- _PROBLEM TO WORK ON_:
Check each line of the entries below for the string "Chabrier"; copy every line where it appears.

:: SUPPLIED MATERIAL ::

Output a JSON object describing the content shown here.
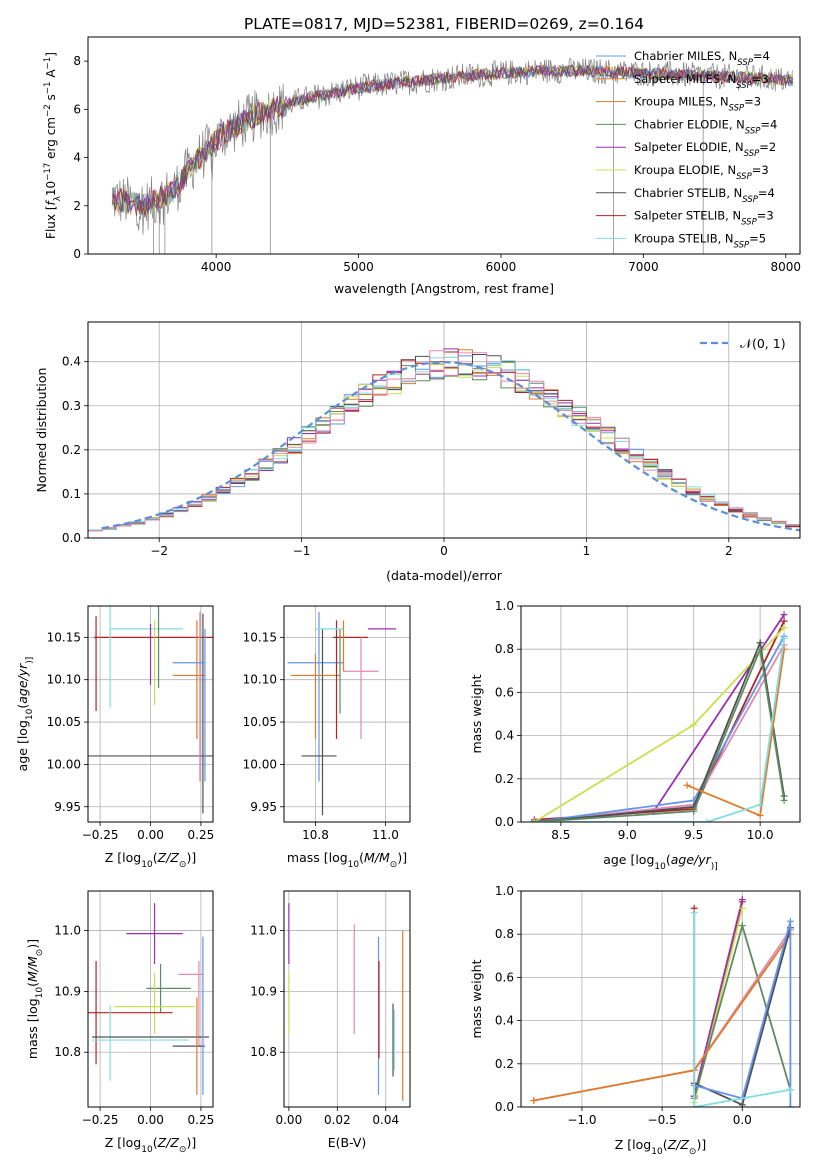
{
  "colors": {
    "gray": "#808080",
    "blue": "#6495ed",
    "orange": "#e07b2a",
    "green": "#5e8b62",
    "purple": "#9b30b0",
    "lime": "#c8e050",
    "dark": "#505050",
    "red": "#b22222",
    "cyan": "#80dfe0",
    "pink": "#e08ab0"
  },
  "chart_data": [
    {
      "id": "spectrum",
      "type": "line",
      "title": "PLATE=0817, MJD=52381, FIBERID=0269, z=0.164",
      "xlabel": "wavelength [Angstrom, rest frame]",
      "ylabel_parts": [
        "Flux [",
        "f",
        "λ",
        "10",
        "−17",
        " erg cm",
        "−2",
        " s",
        "−1",
        " A",
        "−1",
        "]"
      ],
      "xlim": [
        3100,
        8100
      ],
      "ylim": [
        0,
        9
      ],
      "xticks": [
        "4000",
        "5000",
        "6000",
        "7000",
        "8000"
      ],
      "yticks": [
        "0",
        "2",
        "4",
        "6",
        "8"
      ],
      "legend": [
        {
          "name": "Chabrier MILES, N",
          "sub": "SSP",
          "rest": "=4",
          "color": "blue"
        },
        {
          "name": "Salpeter MILES, N",
          "sub": "SSP",
          "rest": "=3",
          "color": "orange"
        },
        {
          "name": "Kroupa MILES, N",
          "sub": "SSP",
          "rest": "=3",
          "color": "orange"
        },
        {
          "name": "Chabrier ELODIE, N",
          "sub": "SSP",
          "rest": "=4",
          "color": "green"
        },
        {
          "name": "Salpeter ELODIE, N",
          "sub": "SSP",
          "rest": "=2",
          "color": "purple"
        },
        {
          "name": "Kroupa ELODIE, N",
          "sub": "SSP",
          "rest": "=3",
          "color": "lime"
        },
        {
          "name": "Chabrier STELIB, N",
          "sub": "SSP",
          "rest": "=4",
          "color": "dark"
        },
        {
          "name": "Salpeter STELIB, N",
          "sub": "SSP",
          "rest": "=3",
          "color": "red"
        },
        {
          "name": "Kroupa STELIB, N",
          "sub": "SSP",
          "rest": "=5",
          "color": "cyan"
        }
      ],
      "continuum": [
        [
          3270,
          2.3
        ],
        [
          3500,
          2.0
        ],
        [
          3700,
          2.6
        ],
        [
          3850,
          3.8
        ],
        [
          3950,
          4.4
        ],
        [
          4050,
          5.0
        ],
        [
          4300,
          5.8
        ],
        [
          4600,
          6.4
        ],
        [
          5000,
          6.9
        ],
        [
          5300,
          7.1
        ],
        [
          5600,
          7.3
        ],
        [
          6000,
          7.5
        ],
        [
          6300,
          7.6
        ],
        [
          6600,
          7.6
        ],
        [
          7000,
          7.5
        ],
        [
          7400,
          7.4
        ],
        [
          7800,
          7.3
        ],
        [
          8050,
          7.2
        ]
      ]
    },
    {
      "id": "residual_hist",
      "type": "line",
      "xlabel": "(data-model)/error",
      "ylabel": "Normed distribution",
      "xlim": [
        -2.5,
        2.5
      ],
      "ylim": [
        0,
        0.49
      ],
      "xticks": [
        "−2",
        "−1",
        "0",
        "1",
        "2"
      ],
      "yticks": [
        "0.0",
        "0.1",
        "0.2",
        "0.3",
        "0.4"
      ],
      "legend_label": "𝒩(0, 1)",
      "bin_width": 0.1,
      "hist_center": 0.1,
      "hist_sigma": 1.02
    },
    {
      "id": "age_vs_Z",
      "type": "scatter",
      "xlabel_parts": [
        "Z [log",
        "10",
        "(",
        "Z/Z",
        "⊙",
        ")]"
      ],
      "ylabel_parts": [
        "age  [log",
        "10",
        "(",
        "age/yr",
        ")]"
      ],
      "xlim": [
        -0.31,
        0.31
      ],
      "ylim": [
        9.932,
        10.187
      ],
      "xticks": [
        [
          "−0.25",
          -0.25
        ],
        [
          "0.00",
          0
        ],
        [
          "0.25",
          0.25
        ]
      ],
      "yticks": [
        [
          "9.95",
          9.95
        ],
        [
          "10.00",
          10.0
        ],
        [
          "10.05",
          10.05
        ],
        [
          "10.10",
          10.1
        ],
        [
          "10.15",
          10.15
        ]
      ],
      "points": [
        {
          "x": -0.27,
          "y": 10.15,
          "xerr": 0.0,
          "yerr": [
            0.087,
            0.025
          ],
          "color": "red"
        },
        {
          "x": 0.02,
          "y": 10.15,
          "xerr": 0.3,
          "yerr": 0.0,
          "color": "red"
        },
        {
          "x": -0.27,
          "y": 10.01,
          "xerr": 0.0,
          "yerr": 0.0,
          "color": "dark"
        },
        {
          "x": 0.0,
          "y": 10.01,
          "xerr": 0.42,
          "yerr": 0.0,
          "color": "dark"
        },
        {
          "x": -0.2,
          "y": 10.14,
          "xerr": 0.0,
          "yerr": 0.073,
          "color": "cyan"
        },
        {
          "x": -0.02,
          "y": 10.16,
          "xerr": 0.18,
          "yerr": 0.0,
          "color": "cyan"
        },
        {
          "x": 0.0,
          "y": 10.13,
          "xerr": 0.0,
          "yerr": 0.036,
          "color": "purple"
        },
        {
          "x": 0.02,
          "y": 10.12,
          "xerr": 0.0,
          "yerr": 0.05,
          "color": "lime"
        },
        {
          "x": 0.04,
          "y": 10.14,
          "xerr": 0.0,
          "yerr": 0.05,
          "color": "green"
        },
        {
          "x": 0.23,
          "y": 10.1,
          "xerr": 0.0,
          "yerr": 0.07,
          "color": "orange"
        },
        {
          "x": 0.19,
          "y": 10.105,
          "xerr": 0.08,
          "yerr": 0.0,
          "color": "orange"
        },
        {
          "x": 0.245,
          "y": 10.08,
          "xerr": 0.0,
          "yerr": 0.1,
          "color": "pink"
        },
        {
          "x": 0.26,
          "y": 10.06,
          "xerr": 0.0,
          "yerr": 0.118,
          "color": "dark"
        },
        {
          "x": 0.19,
          "y": 10.12,
          "xerr": 0.08,
          "yerr": 0.0,
          "color": "blue"
        },
        {
          "x": 0.27,
          "y": 10.07,
          "xerr": 0.0,
          "yerr": 0.09,
          "color": "blue"
        }
      ]
    },
    {
      "id": "age_vs_mass",
      "type": "scatter",
      "xlabel_parts": [
        "mass [log",
        "10",
        "(",
        "M/M",
        "⊙",
        ")]"
      ],
      "xlim": [
        10.71,
        11.07
      ],
      "ylim": [
        9.932,
        10.187
      ],
      "xticks": [
        [
          "10.8",
          10.8
        ],
        [
          "11.0",
          11.0
        ]
      ],
      "yticks": [
        [
          "9.95",
          9.95
        ],
        [
          "10.00",
          10.0
        ],
        [
          "10.05",
          10.05
        ],
        [
          "10.10",
          10.1
        ],
        [
          "10.15",
          10.15
        ]
      ],
      "points": [
        {
          "x": 10.81,
          "y": 10.08,
          "xerr": 0.0,
          "yerr": 0.1,
          "color": "blue"
        },
        {
          "x": 10.8,
          "y": 10.12,
          "xerr": 0.08,
          "yerr": 0.0,
          "color": "blue"
        },
        {
          "x": 10.81,
          "y": 10.01,
          "xerr": 0.05,
          "yerr": 0.0,
          "color": "dark"
        },
        {
          "x": 10.82,
          "y": 10.05,
          "xerr": 0.0,
          "yerr": 0.11,
          "color": "dark"
        },
        {
          "x": 10.8,
          "y": 10.08,
          "xerr": 0.0,
          "yerr": 0.05,
          "color": "orange"
        },
        {
          "x": 10.8,
          "y": 10.105,
          "xerr": 0.07,
          "yerr": 0.0,
          "color": "orange"
        },
        {
          "x": 10.86,
          "y": 10.1,
          "xerr": 0.0,
          "yerr": 0.07,
          "color": "red"
        },
        {
          "x": 10.9,
          "y": 10.15,
          "xerr": 0.05,
          "yerr": 0.0,
          "color": "red"
        },
        {
          "x": 10.87,
          "y": 10.11,
          "xerr": 0.0,
          "yerr": 0.05,
          "color": "green"
        },
        {
          "x": 10.84,
          "y": 10.16,
          "xerr": 0.04,
          "yerr": 0.0,
          "color": "cyan"
        },
        {
          "x": 10.99,
          "y": 10.16,
          "xerr": 0.04,
          "yerr": 0.0,
          "color": "purple"
        },
        {
          "x": 10.93,
          "y": 10.09,
          "xerr": 0.0,
          "yerr": 0.06,
          "color": "pink"
        },
        {
          "x": 10.93,
          "y": 10.11,
          "xerr": 0.05,
          "yerr": 0.0,
          "color": "pink"
        },
        {
          "x": 10.88,
          "y": 10.14,
          "xerr": 0.0,
          "yerr": 0.03,
          "color": "orange"
        }
      ]
    },
    {
      "id": "weight_vs_age",
      "type": "line",
      "xlabel_parts": [
        "age  [log",
        "10",
        "(",
        "age/yr",
        ")]"
      ],
      "ylabel": "mass weight",
      "xlim": [
        8.2,
        10.3
      ],
      "ylim": [
        0,
        1
      ],
      "xticks": [
        [
          "8.5",
          8.5
        ],
        [
          "9.0",
          9.0
        ],
        [
          "9.5",
          9.5
        ],
        [
          "10.0",
          10.0
        ]
      ],
      "yticks": [
        [
          "0.0",
          0
        ],
        [
          "0.2",
          0.2
        ],
        [
          "0.4",
          0.4
        ],
        [
          "0.6",
          0.6
        ],
        [
          "0.8",
          0.8
        ],
        [
          "1.0",
          1.0
        ]
      ],
      "series": [
        {
          "color": "purple",
          "x": [
            8.3,
            9.2,
            10.18
          ],
          "y": [
            0.0,
            0.05,
            0.96
          ]
        },
        {
          "color": "red",
          "x": [
            8.3,
            9.5,
            10.18
          ],
          "y": [
            0.01,
            0.06,
            0.93
          ]
        },
        {
          "color": "lime",
          "x": [
            8.3,
            9.5,
            10.18
          ],
          "y": [
            0.0,
            0.45,
            0.9
          ]
        },
        {
          "color": "pink",
          "x": [
            8.3,
            9.5,
            10.18
          ],
          "y": [
            0.0,
            0.08,
            0.82
          ]
        },
        {
          "color": "blue",
          "x": [
            8.3,
            9.5,
            10.18
          ],
          "y": [
            0.0,
            0.1,
            0.86
          ]
        },
        {
          "color": "dark",
          "x": [
            8.3,
            9.5,
            10.0,
            10.18
          ],
          "y": [
            0.0,
            0.07,
            0.83,
            0.12
          ]
        },
        {
          "color": "green",
          "x": [
            8.3,
            9.5,
            10.0,
            10.18
          ],
          "y": [
            0.0,
            0.05,
            0.8,
            0.1
          ]
        },
        {
          "color": "orange",
          "x": [
            9.45,
            10.0,
            10.18
          ],
          "y": [
            0.17,
            0.03,
            0.8
          ]
        },
        {
          "color": "cyan",
          "x": [
            8.3,
            9.6,
            10.0,
            10.18
          ],
          "y": [
            0.0,
            0.0,
            0.08,
            0.85
          ]
        }
      ]
    },
    {
      "id": "mass_vs_Z",
      "type": "scatter",
      "xlabel_parts": [
        "Z [log",
        "10",
        "(",
        "Z/Z",
        "⊙",
        ")]"
      ],
      "ylabel_parts": [
        "mass [log",
        "10",
        "(",
        "M/M",
        "⊙",
        ")]"
      ],
      "xlim": [
        -0.31,
        0.31
      ],
      "ylim": [
        10.71,
        11.065
      ],
      "xticks": [
        [
          "−0.25",
          -0.25
        ],
        [
          "0.00",
          0
        ],
        [
          "0.25",
          0.25
        ]
      ],
      "yticks": [
        [
          "10.8",
          10.8
        ],
        [
          "10.9",
          10.9
        ],
        [
          "11.0",
          11.0
        ]
      ],
      "points": [
        {
          "x": 0.02,
          "y": 10.995,
          "xerr": 0.14,
          "yerr": 0.05,
          "color": "purple"
        },
        {
          "x": 0.2,
          "y": 10.928,
          "xerr": 0.06,
          "yerr": 0.0,
          "color": "pink"
        },
        {
          "x": 0.24,
          "y": 10.88,
          "xerr": 0.0,
          "yerr": 0.07,
          "color": "pink"
        },
        {
          "x": 0.09,
          "y": 10.905,
          "xerr": 0.11,
          "yerr": 0.0,
          "color": "green"
        },
        {
          "x": 0.05,
          "y": 10.905,
          "xerr": 0.0,
          "yerr": 0.04,
          "color": "green"
        },
        {
          "x": 0.02,
          "y": 10.875,
          "xerr": 0.2,
          "yerr": 0.0,
          "color": "lime"
        },
        {
          "x": 0.02,
          "y": 10.88,
          "xerr": 0.0,
          "yerr": 0.05,
          "color": "lime"
        },
        {
          "x": -0.12,
          "y": 10.865,
          "xerr": 0.23,
          "yerr": 0.0,
          "color": "red"
        },
        {
          "x": -0.27,
          "y": 10.865,
          "xerr": 0.0,
          "yerr": 0.085,
          "color": "red"
        },
        {
          "x": -0.2,
          "y": 10.815,
          "xerr": 0.0,
          "yerr": 0.062,
          "color": "cyan"
        },
        {
          "x": -0.05,
          "y": 10.82,
          "xerr": 0.24,
          "yerr": 0.0,
          "color": "cyan"
        },
        {
          "x": 0.0,
          "y": 10.825,
          "xerr": 0.29,
          "yerr": 0.0,
          "color": "dark"
        },
        {
          "x": 0.19,
          "y": 10.81,
          "xerr": 0.08,
          "yerr": 0.0,
          "color": "dark"
        },
        {
          "x": 0.23,
          "y": 10.81,
          "xerr": 0.0,
          "yerr": 0.08,
          "color": "orange"
        },
        {
          "x": 0.26,
          "y": 10.86,
          "xerr": 0.0,
          "yerr": 0.13,
          "color": "blue"
        }
      ]
    },
    {
      "id": "mass_vs_ebv",
      "type": "scatter",
      "xlabel": "E(B-V)",
      "xlim": [
        -0.002,
        0.05
      ],
      "ylim": [
        10.71,
        11.065
      ],
      "xticks": [
        [
          "0.00",
          0
        ],
        [
          "0.02",
          0.02
        ],
        [
          "0.04",
          0.04
        ]
      ],
      "yticks": [
        [
          "10.8",
          10.8
        ],
        [
          "10.9",
          10.9
        ],
        [
          "11.0",
          11.0
        ]
      ],
      "points": [
        {
          "x": 0.0,
          "y": 10.995,
          "xerr": 0.0,
          "yerr": 0.05,
          "color": "purple"
        },
        {
          "x": 0.0,
          "y": 10.88,
          "xerr": 0.0,
          "yerr": 0.05,
          "color": "lime"
        },
        {
          "x": 0.027,
          "y": 10.92,
          "xerr": 0.0,
          "yerr": 0.09,
          "color": "pink"
        },
        {
          "x": 0.037,
          "y": 10.86,
          "xerr": 0.0,
          "yerr": 0.13,
          "color": "blue"
        },
        {
          "x": 0.0372,
          "y": 10.87,
          "xerr": 0.0,
          "yerr": 0.08,
          "color": "red"
        },
        {
          "x": 0.043,
          "y": 10.82,
          "xerr": 0.0,
          "yerr": 0.06,
          "color": "dark"
        },
        {
          "x": 0.0435,
          "y": 10.82,
          "xerr": 0.0,
          "yerr": 0.05,
          "color": "cyan"
        },
        {
          "x": 0.047,
          "y": 10.86,
          "xerr": 0.0,
          "yerr": 0.14,
          "color": "orange"
        }
      ]
    },
    {
      "id": "weight_vs_Z",
      "type": "line",
      "xlabel_parts": [
        "Z [log",
        "10",
        "(",
        "Z/Z",
        "⊙",
        ")]"
      ],
      "ylabel": "mass weight",
      "xlim": [
        -1.38,
        0.36
      ],
      "ylim": [
        0,
        1
      ],
      "xticks": [
        [
          "−1.0",
          -1.0
        ],
        [
          "−0.5",
          -0.5
        ],
        [
          "0.0",
          0
        ]
      ],
      "yticks": [
        [
          "0.0",
          0
        ],
        [
          "0.2",
          0.2
        ],
        [
          "0.4",
          0.4
        ],
        [
          "0.6",
          0.6
        ],
        [
          "0.8",
          0.8
        ],
        [
          "1.0",
          1.0
        ]
      ],
      "series": [
        {
          "color": "red",
          "x": [
            -0.3,
            -0.3,
            0.0
          ],
          "y": [
            0.92,
            0.05,
            0.95
          ]
        },
        {
          "color": "purple",
          "x": [
            -0.3,
            0.0
          ],
          "y": [
            0.05,
            0.96
          ]
        },
        {
          "color": "lime",
          "x": [
            -0.3,
            0.0
          ],
          "y": [
            0.02,
            0.92
          ]
        },
        {
          "color": "green",
          "x": [
            -0.3,
            0.0,
            0.3
          ],
          "y": [
            0.04,
            0.84,
            0.08
          ]
        },
        {
          "color": "pink",
          "x": [
            -1.3,
            -0.3,
            0.3
          ],
          "y": [
            0.03,
            0.17,
            0.82
          ]
        },
        {
          "color": "orange",
          "x": [
            -1.3,
            -0.3,
            0.3
          ],
          "y": [
            0.03,
            0.17,
            0.8
          ]
        },
        {
          "color": "dark",
          "x": [
            -0.3,
            0.0,
            0.3
          ],
          "y": [
            0.11,
            0.01,
            0.83
          ]
        },
        {
          "color": "blue",
          "x": [
            -0.3,
            0.0,
            0.3,
            0.3
          ],
          "y": [
            0.1,
            0.04,
            0.86,
            0.0
          ]
        },
        {
          "color": "cyan",
          "x": [
            -0.3,
            -0.3,
            0.3
          ],
          "y": [
            0.9,
            0.0,
            0.08
          ]
        }
      ]
    }
  ]
}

:::

- _REPLY_:
          "name": "Chabrier MILES, N",
          "name": "Chabrier ELODIE, N",
          "name": "Chabrier STELIB, N",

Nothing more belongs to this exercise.